Text excerpt:
==================================================

We Tried It: Using a 'Revolutionary' Eyeliner in a Moving Car and Without a Mirror


What is it: Benefit’s brand-new “They’re Real Push-Up” eyeliner, which is a gel formula in a click-through tube. The idea is that it lasts as long as a gel but doesn’t dry out as fast as the ones in pots, and it goes on more precisely than a pencil
Who tried it: Alex Apatoff, Style News Editor
Why I did it: I got a sneak preview of this product at an event a few months ago and was intrigued as to whether it could possibly live up to the hype. One model put it on herself without using a mirror, while the adshows a sexy prowler putting hers on in the back of a cop car — and thus, my “We Tried It” was inspired.
Level of Difficulty: A 2 with the mirror, a 4 in the back of the cab and a 6 without a mirror
Warning: Truly terrifying selfies ahead. I need a Kardashian tutorial in selfie-taking, but for now, this is what you get.
Above, see the results with a mirror (left column), without a mirror (middle column) and in a moving cab (right column)
I give San Francisco a bad rap for being a little too Teva-friendly, but in reality, tons of fashion and beauty companies are out here — Sephora, The Balm and Benefit are all S.F.-based. In fact, I got my first makeup at Benefit’s Sausalito, Calif. boutique (purple mascara, because obviously). And Benefit’s been solving beauty dilemmas for years (you should definitely check out their Benetint origin story if you haven’t yet).
So when they threw a huge party and claimed to have finally solved the eyeliner dilemma once and for all, I wanted to believe. The click-up gel pen is meant to be more precise than a pencil, more goof-proof than a liquid liner, less easily dried-out than a gel in a pot and longer lasting than all of the above. But more than anything, they were selling the ease of use of this product, saying that literally anyone could master it right out of the packaging. Could it really deliver as promised? I had to find out.
With a mirror (first column above): This was a cinch. I had to crank the gel through the tip and wipe it off to get through the initial dried parts that were causing it to skip along the lash line (caution: Do not use your hands for this. This stuff does not come off once it’s on), but once I got the right amount of formula, it went on very precisely and was easily buildable. Perfect for a crisp, winged cat eye.

==================================================

Given entries:
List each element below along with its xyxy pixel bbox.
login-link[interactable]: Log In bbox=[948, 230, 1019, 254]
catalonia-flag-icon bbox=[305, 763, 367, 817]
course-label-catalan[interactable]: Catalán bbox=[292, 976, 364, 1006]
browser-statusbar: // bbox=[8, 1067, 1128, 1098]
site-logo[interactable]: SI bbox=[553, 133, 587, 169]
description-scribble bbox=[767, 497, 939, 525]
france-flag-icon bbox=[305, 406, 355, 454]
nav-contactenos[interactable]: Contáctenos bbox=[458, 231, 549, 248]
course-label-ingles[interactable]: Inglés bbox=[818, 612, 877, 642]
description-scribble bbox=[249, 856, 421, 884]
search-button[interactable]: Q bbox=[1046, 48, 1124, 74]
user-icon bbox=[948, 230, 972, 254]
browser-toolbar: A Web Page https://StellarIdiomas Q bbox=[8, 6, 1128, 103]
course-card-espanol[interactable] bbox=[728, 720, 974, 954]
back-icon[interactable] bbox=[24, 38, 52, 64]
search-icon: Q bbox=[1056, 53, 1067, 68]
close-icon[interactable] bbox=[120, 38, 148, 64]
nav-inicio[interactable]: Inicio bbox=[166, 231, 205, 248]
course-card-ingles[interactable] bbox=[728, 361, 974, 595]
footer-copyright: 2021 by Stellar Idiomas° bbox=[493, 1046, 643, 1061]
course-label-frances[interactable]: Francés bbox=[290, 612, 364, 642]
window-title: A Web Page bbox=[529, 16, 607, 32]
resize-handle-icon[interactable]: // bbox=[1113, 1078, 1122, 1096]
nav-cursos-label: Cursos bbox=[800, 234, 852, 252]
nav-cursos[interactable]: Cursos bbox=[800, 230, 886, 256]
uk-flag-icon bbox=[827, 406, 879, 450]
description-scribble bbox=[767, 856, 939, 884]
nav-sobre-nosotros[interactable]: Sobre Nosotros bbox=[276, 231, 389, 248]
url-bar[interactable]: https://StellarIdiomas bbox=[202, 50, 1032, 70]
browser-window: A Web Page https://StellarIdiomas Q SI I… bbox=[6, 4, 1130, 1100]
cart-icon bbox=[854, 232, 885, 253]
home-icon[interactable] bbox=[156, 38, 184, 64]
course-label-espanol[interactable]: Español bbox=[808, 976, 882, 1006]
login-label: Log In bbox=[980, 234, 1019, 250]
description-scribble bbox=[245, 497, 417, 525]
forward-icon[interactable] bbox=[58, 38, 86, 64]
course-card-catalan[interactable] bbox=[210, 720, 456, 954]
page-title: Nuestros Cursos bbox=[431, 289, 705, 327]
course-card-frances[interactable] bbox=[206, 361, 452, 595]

==================================================

Work request: From the eyeliner review, copy out word for word the stretch that starts with "What is it: Benefit’s" and finishes with "what you get.".

Output for this exercise:
What is it: Benefit’s brand-new “They’re Real Push-Up” eyeliner, which is a gel formula in a click-through tube. The idea is that it lasts as long as a gel but doesn’t dry out as fast as the ones in pots, and it goes on more precisely than a pencil
Who tried it: Alex Apatoff, Style News Editor
Why I did it: I got a sneak preview of this product at an event a few months ago and was intrigued as to whether it could possibly live up to the hype. One model put it on herself without using a mirror, while the adshows a sexy prowler putting hers on in the back of a cop car — and thus, my “We Tried It” was inspired.
Level of Difficulty: A 2 with the mirror, a 4 in the back of the cab and a 6 without a mirror
Warning: Truly terrifying selfies ahead. I need a Kardashian tutorial in selfie-taking, but for now, this is what you get.